Extracted records:
-- START --
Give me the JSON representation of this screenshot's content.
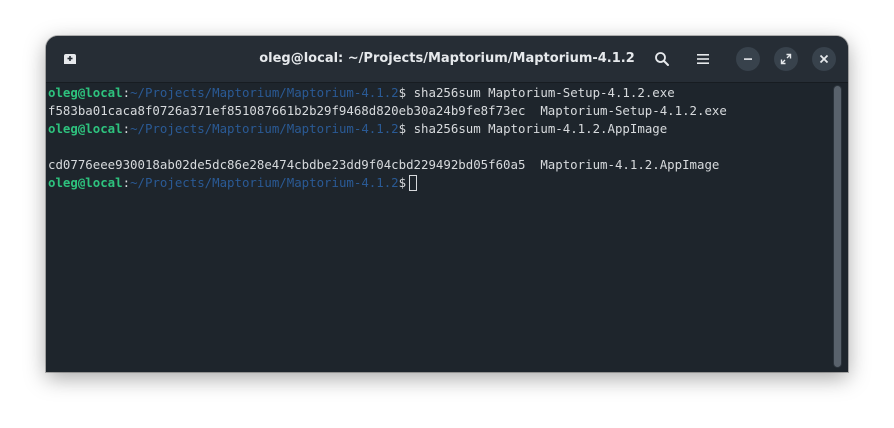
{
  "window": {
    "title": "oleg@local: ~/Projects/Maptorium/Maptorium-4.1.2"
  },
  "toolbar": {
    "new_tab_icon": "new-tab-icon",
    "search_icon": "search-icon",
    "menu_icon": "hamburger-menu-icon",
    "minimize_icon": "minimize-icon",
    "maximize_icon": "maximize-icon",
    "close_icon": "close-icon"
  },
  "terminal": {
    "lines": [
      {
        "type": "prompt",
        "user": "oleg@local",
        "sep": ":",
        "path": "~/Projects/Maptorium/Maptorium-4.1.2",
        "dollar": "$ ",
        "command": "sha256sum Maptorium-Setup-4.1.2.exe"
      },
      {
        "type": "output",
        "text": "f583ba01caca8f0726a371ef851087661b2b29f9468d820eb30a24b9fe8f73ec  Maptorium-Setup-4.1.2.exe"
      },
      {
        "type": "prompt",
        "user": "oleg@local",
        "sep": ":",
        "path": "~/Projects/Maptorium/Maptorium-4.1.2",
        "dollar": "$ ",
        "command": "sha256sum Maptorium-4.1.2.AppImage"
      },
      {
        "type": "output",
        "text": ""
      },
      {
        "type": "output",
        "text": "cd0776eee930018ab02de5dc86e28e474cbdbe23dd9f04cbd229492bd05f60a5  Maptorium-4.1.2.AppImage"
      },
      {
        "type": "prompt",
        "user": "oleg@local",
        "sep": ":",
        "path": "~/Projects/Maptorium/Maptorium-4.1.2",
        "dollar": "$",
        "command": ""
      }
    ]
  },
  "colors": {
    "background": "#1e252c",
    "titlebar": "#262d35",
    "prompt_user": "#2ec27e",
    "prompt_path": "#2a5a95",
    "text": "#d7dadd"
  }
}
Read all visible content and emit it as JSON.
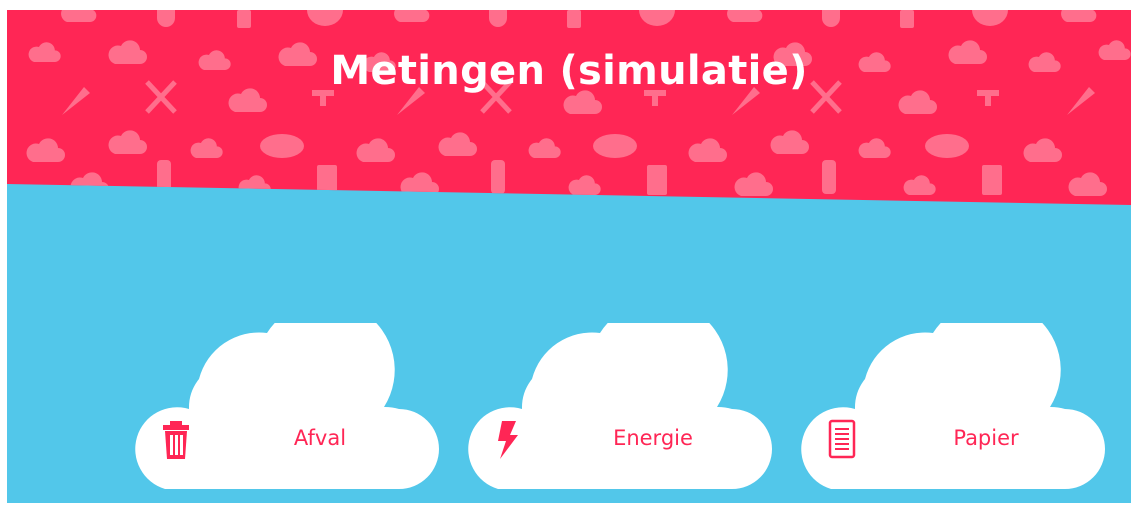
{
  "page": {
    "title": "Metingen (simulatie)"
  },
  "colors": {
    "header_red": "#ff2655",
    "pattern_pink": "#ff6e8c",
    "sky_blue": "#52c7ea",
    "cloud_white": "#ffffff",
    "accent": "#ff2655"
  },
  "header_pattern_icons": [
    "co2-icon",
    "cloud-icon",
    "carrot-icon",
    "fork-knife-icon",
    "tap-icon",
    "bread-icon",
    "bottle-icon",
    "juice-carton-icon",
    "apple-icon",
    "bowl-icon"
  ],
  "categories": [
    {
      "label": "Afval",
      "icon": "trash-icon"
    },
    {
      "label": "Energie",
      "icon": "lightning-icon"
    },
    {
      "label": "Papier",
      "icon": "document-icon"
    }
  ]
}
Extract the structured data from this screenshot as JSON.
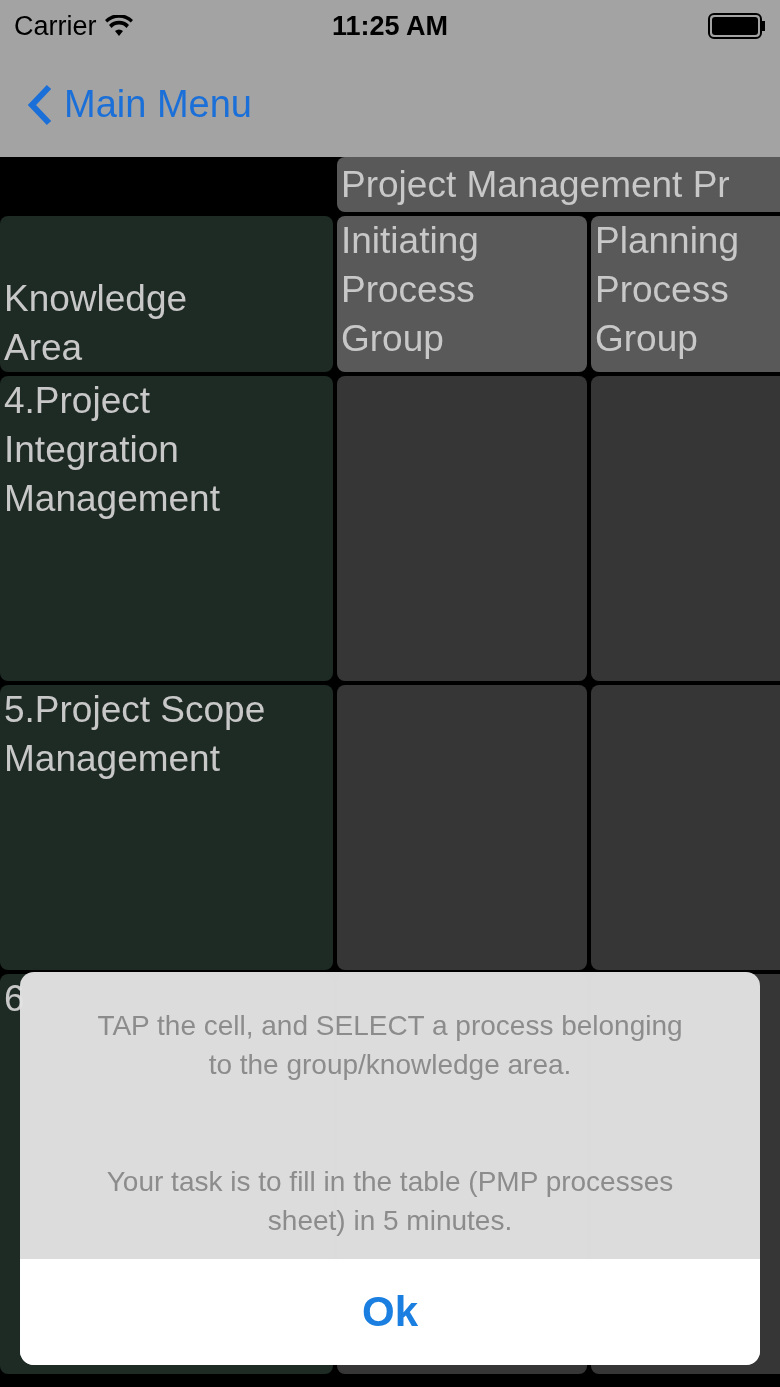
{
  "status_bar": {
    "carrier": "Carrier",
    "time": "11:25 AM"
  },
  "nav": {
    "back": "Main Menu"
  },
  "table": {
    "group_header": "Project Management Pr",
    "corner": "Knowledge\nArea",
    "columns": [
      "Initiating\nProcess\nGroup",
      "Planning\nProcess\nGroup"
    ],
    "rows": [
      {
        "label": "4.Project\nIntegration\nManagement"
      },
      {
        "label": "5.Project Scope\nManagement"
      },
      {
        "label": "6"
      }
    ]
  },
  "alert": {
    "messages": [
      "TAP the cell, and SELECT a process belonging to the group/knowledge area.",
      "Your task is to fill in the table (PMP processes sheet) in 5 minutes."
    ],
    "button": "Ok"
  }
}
-- END --
-- START --
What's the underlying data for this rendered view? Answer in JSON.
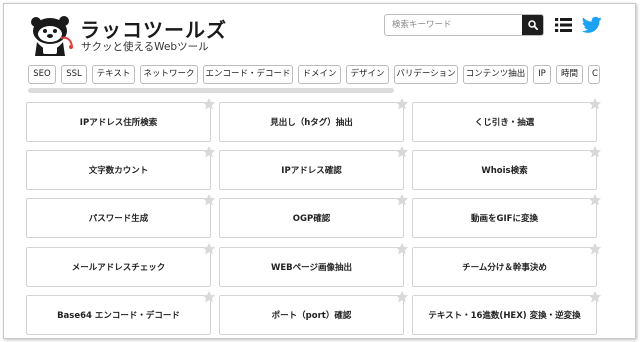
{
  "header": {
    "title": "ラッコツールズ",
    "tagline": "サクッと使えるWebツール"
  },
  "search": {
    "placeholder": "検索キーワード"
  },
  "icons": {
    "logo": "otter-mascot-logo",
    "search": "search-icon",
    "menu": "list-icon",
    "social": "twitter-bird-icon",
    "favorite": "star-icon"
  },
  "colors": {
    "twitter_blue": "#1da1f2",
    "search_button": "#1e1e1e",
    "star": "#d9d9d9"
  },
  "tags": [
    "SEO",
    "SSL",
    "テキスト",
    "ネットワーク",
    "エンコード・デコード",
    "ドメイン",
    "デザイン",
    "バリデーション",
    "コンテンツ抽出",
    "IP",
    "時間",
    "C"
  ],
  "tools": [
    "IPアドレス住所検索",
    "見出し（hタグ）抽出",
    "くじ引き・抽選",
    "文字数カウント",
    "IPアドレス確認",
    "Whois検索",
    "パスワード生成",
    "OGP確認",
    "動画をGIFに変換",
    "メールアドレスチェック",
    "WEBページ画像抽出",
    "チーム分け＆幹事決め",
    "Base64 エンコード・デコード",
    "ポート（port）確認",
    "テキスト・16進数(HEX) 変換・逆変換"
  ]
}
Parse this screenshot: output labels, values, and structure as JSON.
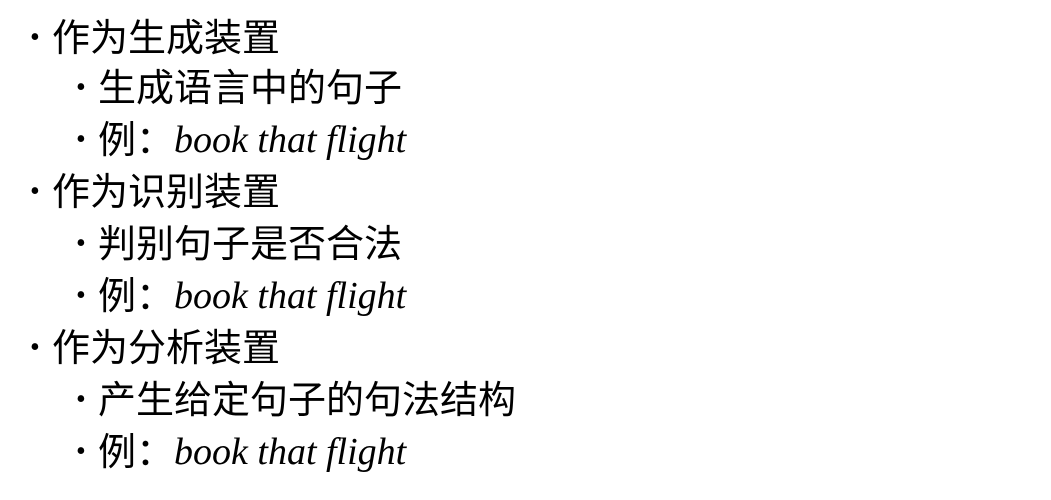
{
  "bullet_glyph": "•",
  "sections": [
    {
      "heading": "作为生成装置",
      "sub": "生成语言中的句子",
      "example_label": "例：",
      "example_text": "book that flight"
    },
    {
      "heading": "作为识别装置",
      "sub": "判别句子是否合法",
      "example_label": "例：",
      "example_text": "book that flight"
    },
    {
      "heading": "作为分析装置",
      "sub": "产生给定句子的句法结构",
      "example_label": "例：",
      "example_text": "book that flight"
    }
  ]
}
-- END --
-- START --
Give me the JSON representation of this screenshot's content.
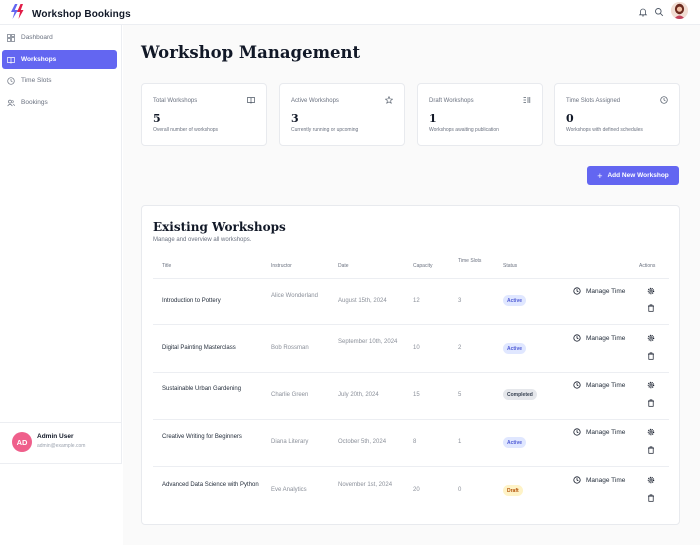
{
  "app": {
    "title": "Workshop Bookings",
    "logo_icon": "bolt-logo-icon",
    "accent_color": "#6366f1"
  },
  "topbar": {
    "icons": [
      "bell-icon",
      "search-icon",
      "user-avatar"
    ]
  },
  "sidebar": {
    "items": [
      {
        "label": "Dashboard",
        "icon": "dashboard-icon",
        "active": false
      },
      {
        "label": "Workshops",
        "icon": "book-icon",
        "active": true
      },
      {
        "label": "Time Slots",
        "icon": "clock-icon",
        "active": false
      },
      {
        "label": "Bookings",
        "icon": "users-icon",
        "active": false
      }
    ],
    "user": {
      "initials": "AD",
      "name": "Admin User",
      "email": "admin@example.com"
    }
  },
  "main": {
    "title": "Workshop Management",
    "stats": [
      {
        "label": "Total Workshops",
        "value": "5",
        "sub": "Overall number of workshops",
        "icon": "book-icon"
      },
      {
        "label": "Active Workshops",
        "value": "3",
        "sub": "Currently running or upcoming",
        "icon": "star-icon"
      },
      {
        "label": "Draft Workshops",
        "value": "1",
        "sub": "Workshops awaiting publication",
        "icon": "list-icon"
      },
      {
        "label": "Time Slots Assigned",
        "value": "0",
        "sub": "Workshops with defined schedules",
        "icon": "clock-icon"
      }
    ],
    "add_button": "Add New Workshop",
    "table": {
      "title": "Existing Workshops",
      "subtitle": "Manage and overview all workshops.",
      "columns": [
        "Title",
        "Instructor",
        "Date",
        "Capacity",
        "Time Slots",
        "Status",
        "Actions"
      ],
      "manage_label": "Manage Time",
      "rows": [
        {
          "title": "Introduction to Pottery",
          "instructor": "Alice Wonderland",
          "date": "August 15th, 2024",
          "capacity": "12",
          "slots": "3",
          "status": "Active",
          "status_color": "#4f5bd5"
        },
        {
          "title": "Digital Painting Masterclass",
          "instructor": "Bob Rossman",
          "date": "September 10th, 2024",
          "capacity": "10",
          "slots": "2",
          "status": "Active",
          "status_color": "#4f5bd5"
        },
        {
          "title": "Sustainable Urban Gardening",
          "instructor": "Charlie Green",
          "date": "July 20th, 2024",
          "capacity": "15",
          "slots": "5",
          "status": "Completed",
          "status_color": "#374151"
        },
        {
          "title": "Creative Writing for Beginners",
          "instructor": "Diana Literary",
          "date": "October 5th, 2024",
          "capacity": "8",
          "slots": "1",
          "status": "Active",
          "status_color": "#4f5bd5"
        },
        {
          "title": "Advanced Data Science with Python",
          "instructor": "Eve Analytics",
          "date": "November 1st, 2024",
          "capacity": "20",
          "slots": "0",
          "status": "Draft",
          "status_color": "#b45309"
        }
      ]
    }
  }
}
-- END --
Description of the task: Using the records above, copy each line that contains "JSON".

Task solution:
Give me the JSON representation of this screenshot's content.
Read all visible content and emit it as JSON.
Extract the structured data from this screenshot as JSON.
What's the underlying data for this rendered view? Answer in JSON.
Parse this screenshot: output labels, values, and structure as JSON.
Give me the JSON representation of this screenshot's content.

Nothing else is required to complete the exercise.